What is being asked.
Find every line in the records that holds the string "false". Copy each one.

— start of Data for the task —

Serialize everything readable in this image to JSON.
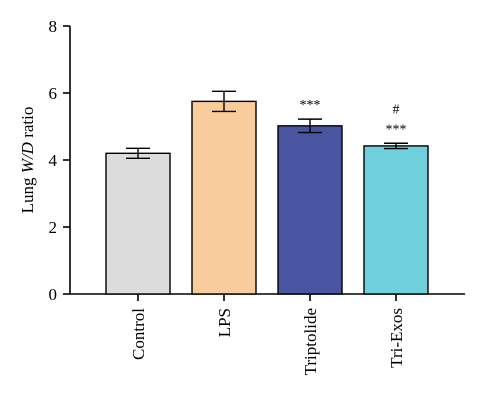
{
  "chart_data": {
    "type": "bar",
    "categories": [
      "Control",
      "LPS",
      "Triptolide",
      "Tri-Exos"
    ],
    "values": [
      4.2,
      5.75,
      5.02,
      4.42
    ],
    "errors": [
      0.15,
      0.3,
      0.2,
      0.08
    ],
    "colors": [
      "#dcdcdc",
      "#f9cc9c",
      "#4a55a2",
      "#6fcfdb"
    ],
    "annotations": [
      [],
      [],
      [
        "***"
      ],
      [
        "***",
        "#"
      ]
    ],
    "ylabel": {
      "prefix": "Lung ",
      "italic": "W/D",
      "suffix": " ratio"
    },
    "ylim": [
      0,
      8
    ],
    "yticks": [
      0,
      2,
      4,
      6,
      8
    ],
    "grid": false
  }
}
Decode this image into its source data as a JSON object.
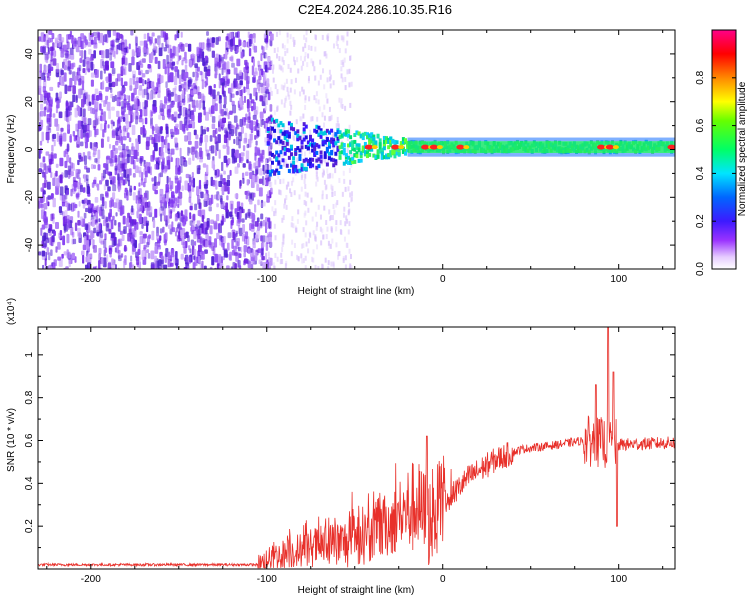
{
  "title": "C2E4.2024.286.10.35.R16",
  "chart_data": [
    {
      "type": "heatmap",
      "xlabel": "Height of straight line (km)",
      "ylabel": "Frequency (Hz)",
      "xlim": [
        -230,
        132
      ],
      "ylim": [
        -50,
        50
      ],
      "xticks": [
        -200,
        -100,
        0,
        100
      ],
      "yticks": [
        -40,
        -20,
        0,
        20,
        40
      ],
      "colorbar": {
        "label": "Normalized spectral amplitude",
        "range": [
          0,
          1
        ],
        "ticks": [
          0.0,
          0.2,
          0.4,
          0.6,
          0.8
        ],
        "colormap": "rainbow (violet-blue-cyan-green-yellow-red-magenta)"
      },
      "features": {
        "noise_region_km": [
          -230,
          -102
        ],
        "signal_center_hz": 1,
        "signal_band_stable_hz": [
          -2,
          3
        ],
        "signal_band_transition_km": [
          -100,
          -20
        ],
        "strong_peaks_km": [
          -42,
          -27,
          -10,
          -5,
          10,
          90,
          95,
          130
        ]
      }
    },
    {
      "type": "line",
      "xlabel": "Height of straight line (km)",
      "ylabel": "SNR (10 * v/v)",
      "y_multiplier": "(x10⁴)",
      "xlim": [
        -230,
        132
      ],
      "ylim": [
        0,
        1.13
      ],
      "xticks": [
        -200,
        -100,
        0,
        100
      ],
      "yticks": [
        0.2,
        0.4,
        0.6,
        0.8,
        1
      ],
      "color": "#e8302a",
      "series_profile": [
        {
          "x": -230,
          "y": 0.02
        },
        {
          "x": -105,
          "y": 0.02
        },
        {
          "x": -95,
          "y": 0.06
        },
        {
          "x": -75,
          "y": 0.1
        },
        {
          "x": -55,
          "y": 0.12
        },
        {
          "x": -40,
          "y": 0.16
        },
        {
          "x": -25,
          "y": 0.24
        },
        {
          "x": -15,
          "y": 0.3
        },
        {
          "x": -8,
          "y": 0.22
        },
        {
          "x": 0,
          "y": 0.3
        },
        {
          "x": 15,
          "y": 0.43
        },
        {
          "x": 30,
          "y": 0.51
        },
        {
          "x": 45,
          "y": 0.56
        },
        {
          "x": 65,
          "y": 0.58
        },
        {
          "x": 80,
          "y": 0.6
        },
        {
          "x": 100,
          "y": 0.58
        },
        {
          "x": 132,
          "y": 0.59
        }
      ],
      "peaks": [
        {
          "x": -9,
          "y": 0.62
        },
        {
          "x": 94,
          "y": 1.13
        },
        {
          "x": 97,
          "y": 0.92
        },
        {
          "x": 87,
          "y": 0.86
        },
        {
          "x": 99,
          "y": 0.2
        }
      ]
    }
  ]
}
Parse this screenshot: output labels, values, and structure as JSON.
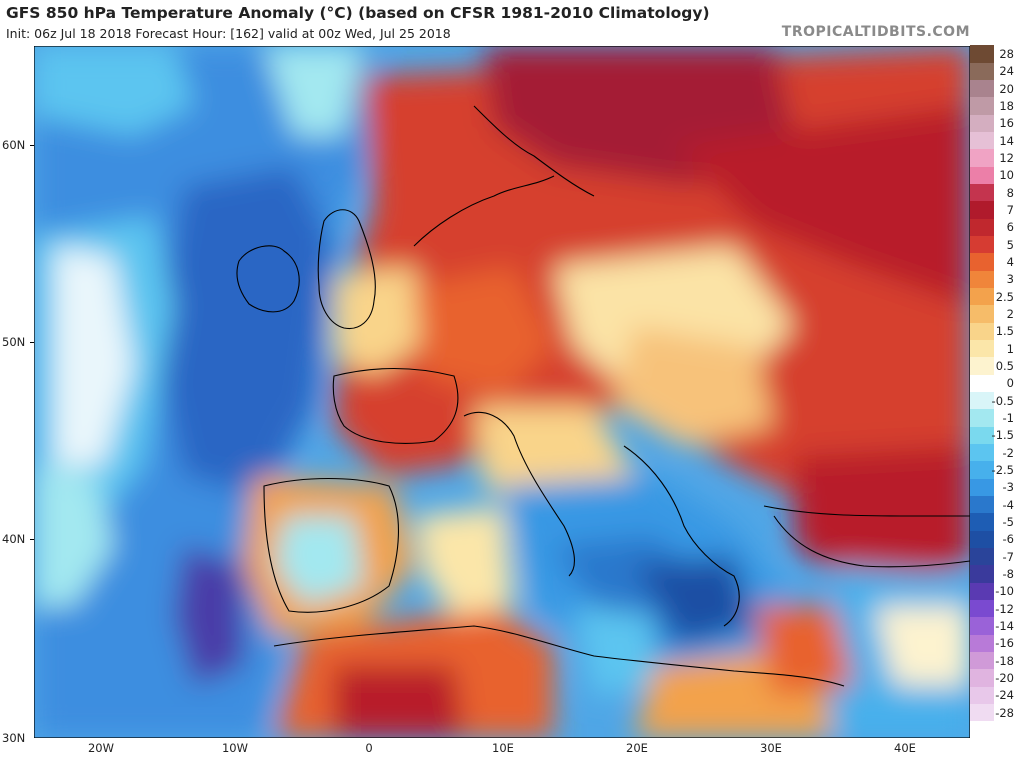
{
  "header": {
    "title": "GFS 850 hPa Temperature Anomaly (°C) (based on CFSR 1981-2010 Climatology)",
    "subtitle": "Init: 06z Jul 18 2018   Forecast Hour: [162]   valid at 00z Wed, Jul 25 2018",
    "brand": "TROPICALTIDBITS.COM"
  },
  "map": {
    "lat_labels": [
      "60N",
      "50N",
      "40N",
      "30N"
    ],
    "lon_labels": [
      "20W",
      "10W",
      "0",
      "10E",
      "20E",
      "30E",
      "40E"
    ]
  },
  "legend": {
    "labels": [
      "28",
      "24",
      "20",
      "18",
      "16",
      "14",
      "12",
      "10",
      "8",
      "7",
      "6",
      "5",
      "4",
      "3",
      "2.5",
      "2",
      "1.5",
      "1",
      "0.5",
      "0",
      "-0.5",
      "-1",
      "-1.5",
      "-2",
      "-2.5",
      "-3",
      "-4",
      "-5",
      "-6",
      "-7",
      "-8",
      "-10",
      "-12",
      "-14",
      "-16",
      "-18",
      "-20",
      "-24",
      "-28"
    ],
    "colors": [
      "#6e4a33",
      "#8a6a5a",
      "#a9838e",
      "#bf9aa6",
      "#d4aec0",
      "#e6c0d6",
      "#f0a3c4",
      "#ec7fa8",
      "#c4344e",
      "#b01a2c",
      "#c0282e",
      "#d63c32",
      "#e8622f",
      "#f0853a",
      "#f3a24c",
      "#f6bc69",
      "#f9d48a",
      "#fbe6a9",
      "#fdf3cf",
      "#ffffff",
      "#d9f5f8",
      "#a3e8f0",
      "#7ad9ee",
      "#5cc5f0",
      "#47b0ec",
      "#3898e4",
      "#2a78cc",
      "#1e5db4",
      "#1e4fa4",
      "#2a449a",
      "#3a3a9c",
      "#5a3ab2",
      "#7a4ad0",
      "#9a62d8",
      "#b87ad8",
      "#d09ad8",
      "#e0b4e0",
      "#e8c8ea",
      "#f0dcf2"
    ]
  },
  "map_features": {
    "cities_visible": false
  }
}
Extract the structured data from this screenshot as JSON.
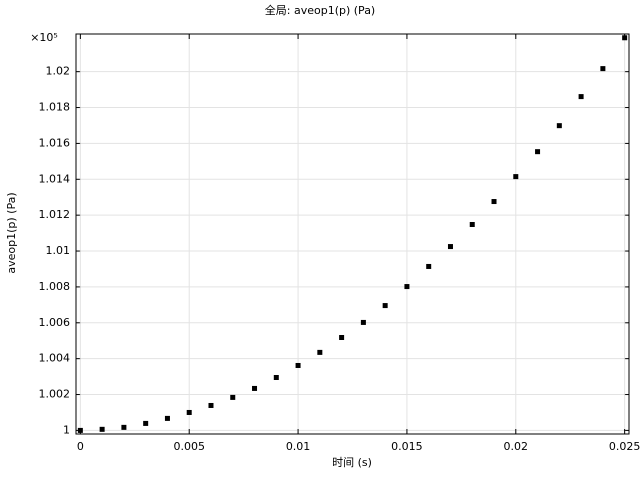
{
  "chart_data": {
    "type": "scatter",
    "title": "全局: aveop1(p) (Pa)",
    "x_label": "时间 (s)",
    "y_label": "aveop1(p) (Pa)",
    "y_scale_label": "×10⁵",
    "x": [
      0,
      0.001,
      0.002,
      0.003,
      0.004,
      0.005,
      0.006,
      0.007,
      0.008,
      0.009,
      0.01,
      0.011,
      0.012,
      0.013,
      0.014,
      0.015,
      0.016,
      0.017,
      0.018,
      0.019,
      0.02,
      0.021,
      0.022,
      0.023,
      0.024,
      0.025
    ],
    "values": [
      1.0,
      1.00006,
      1.00017,
      1.00039,
      1.00067,
      1.001,
      1.00139,
      1.00184,
      1.00234,
      1.00295,
      1.00362,
      1.00435,
      1.00518,
      1.00602,
      1.00696,
      1.00802,
      1.00914,
      1.01025,
      1.01148,
      1.01276,
      1.01415,
      1.01554,
      1.01699,
      1.01861,
      1.02017,
      1.02189
    ],
    "color": "#000000",
    "xlim": [
      -0.0002,
      0.0252
    ],
    "ylim": [
      0.9998,
      1.0221
    ],
    "xticks": [
      0,
      0.005,
      0.01,
      0.015,
      0.02,
      0.025
    ],
    "yticks": [
      1,
      1.002,
      1.004,
      1.006,
      1.008,
      1.01,
      1.012,
      1.014,
      1.016,
      1.018,
      1.02
    ],
    "grid": true
  }
}
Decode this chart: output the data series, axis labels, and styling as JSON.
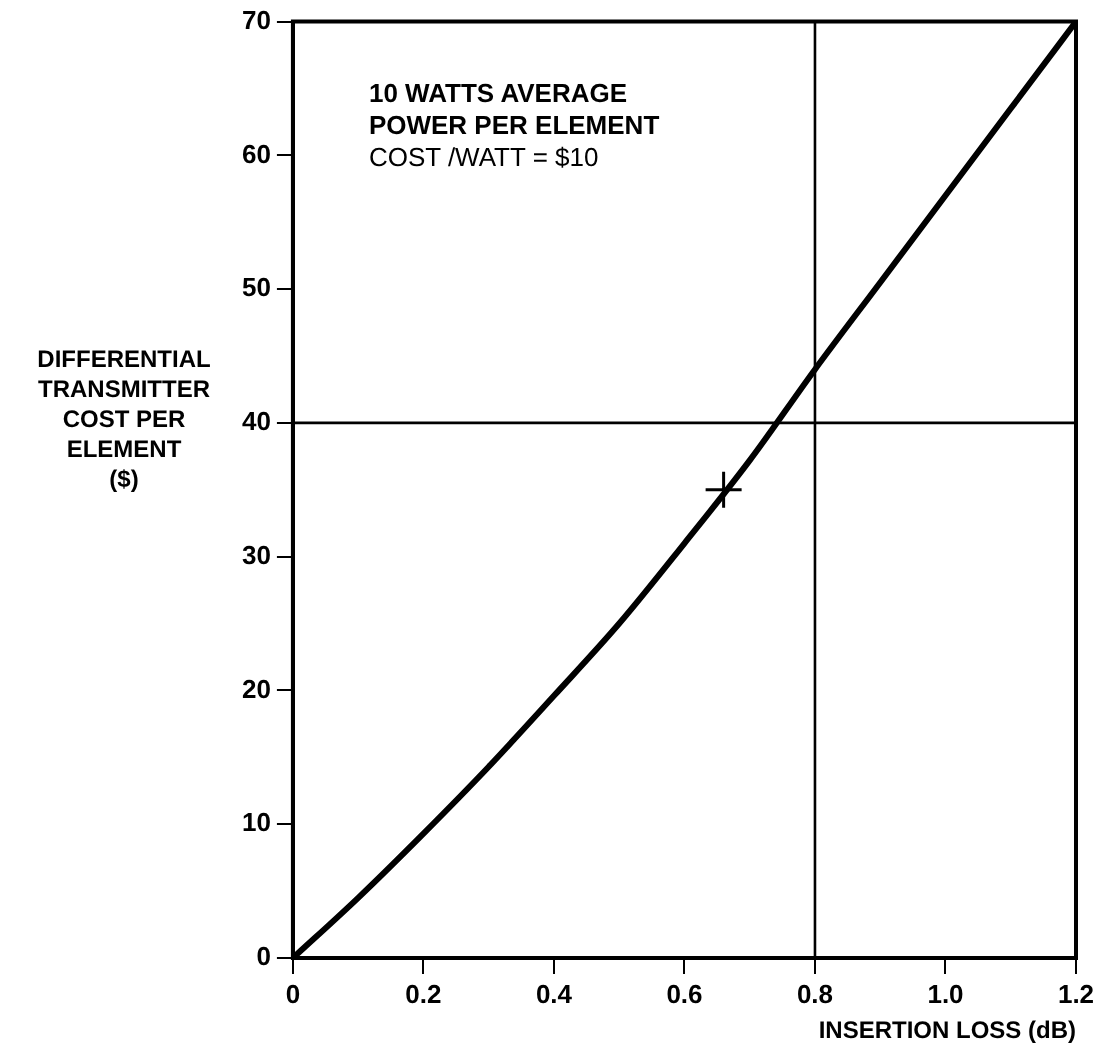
{
  "chart_data": {
    "type": "line",
    "xlabel": "INSERTION LOSS (dB)",
    "ylabel": "DIFFERENTIAL\nTRANSMITTER\nCOST PER\nELEMENT\n($)",
    "annotations": [
      "10 WATTS AVERAGE\nPOWER PER ELEMENT",
      "COST /WATT = $10"
    ],
    "series": [
      {
        "color": "#000000",
        "x": [
          0,
          0.1,
          0.2,
          0.3,
          0.4,
          0.5,
          0.6,
          0.7,
          0.8,
          0.9,
          1.0,
          1.1,
          1.2
        ],
        "values": [
          0,
          4.5,
          9.3,
          14.3,
          19.6,
          25,
          31,
          37.2,
          44,
          50.5,
          57,
          63.5,
          70
        ],
        "marker": "none"
      },
      {
        "type": "scatter",
        "color": "#000000",
        "x": [
          0.66
        ],
        "values": [
          35
        ],
        "marker": "cross"
      }
    ],
    "xlim": [
      0,
      1.2
    ],
    "xticks": [
      0,
      0.2,
      0.4,
      0.6,
      {
        "value": 0.8,
        "label": "0.8"
      },
      {
        "value": 1.0,
        "label": "1.0"
      },
      1.2
    ],
    "ylim": [
      0,
      70
    ],
    "yticks": [
      0,
      10,
      20,
      30,
      40,
      50,
      60,
      70
    ],
    "ref_lines": [
      {
        "axis": "x",
        "value": 0.8,
        "color": "#000000"
      },
      {
        "axis": "y",
        "value": 40,
        "color": "#000000"
      }
    ],
    "grid": false,
    "legend": false
  }
}
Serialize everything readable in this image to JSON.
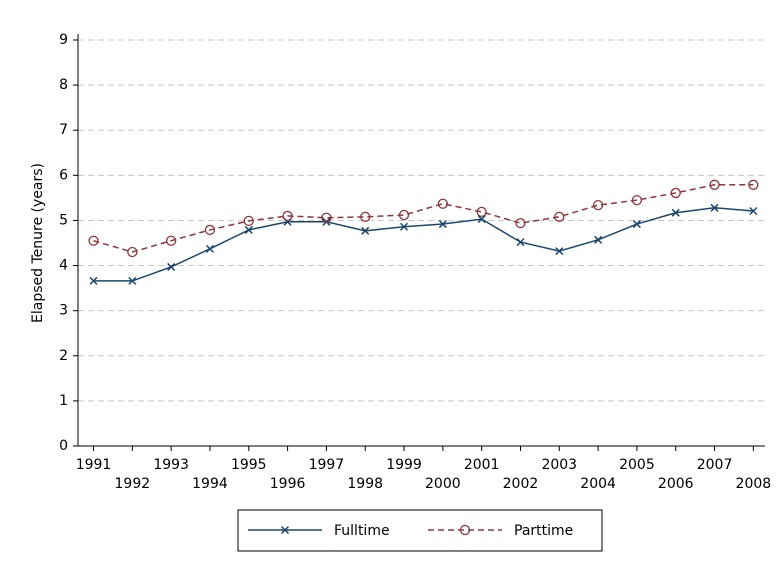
{
  "chart_data": {
    "type": "line",
    "ylabel": "Elapsed Tenure (years)",
    "x": [
      1991,
      1992,
      1993,
      1994,
      1995,
      1996,
      1997,
      1998,
      1999,
      2000,
      2001,
      2002,
      2003,
      2004,
      2005,
      2006,
      2007,
      2008
    ],
    "series": [
      {
        "name": "Fulltime",
        "color": "#1a476f",
        "marker": "x",
        "dashed": false,
        "values": [
          3.66,
          3.66,
          3.97,
          4.37,
          4.79,
          4.97,
          4.97,
          4.77,
          4.86,
          4.92,
          5.03,
          4.52,
          4.32,
          4.57,
          4.92,
          5.17,
          5.28,
          5.21
        ]
      },
      {
        "name": "Parttime",
        "color": "#90353b",
        "marker": "circle",
        "dashed": true,
        "values": [
          4.55,
          4.3,
          4.55,
          4.79,
          4.99,
          5.1,
          5.06,
          5.08,
          5.12,
          5.37,
          5.19,
          4.94,
          5.08,
          5.34,
          5.45,
          5.61,
          5.79,
          5.79
        ]
      }
    ],
    "xlim": [
      1990.6,
      2008.3
    ],
    "xticks": [
      1991,
      1992,
      1993,
      1994,
      1995,
      1996,
      1997,
      1998,
      1999,
      2000,
      2001,
      2002,
      2003,
      2004,
      2005,
      2006,
      2007,
      2008
    ],
    "ylim": [
      0,
      9
    ],
    "yticks": [
      0,
      1,
      2,
      3,
      4,
      5,
      6,
      7,
      8,
      9
    ],
    "grid": true,
    "legend": "bottom"
  }
}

— end of Data for the task —

Worked solution.
    "grid": false
    "cities_visible": false
    "grid": false,
    "legend": false
        "dashed": false,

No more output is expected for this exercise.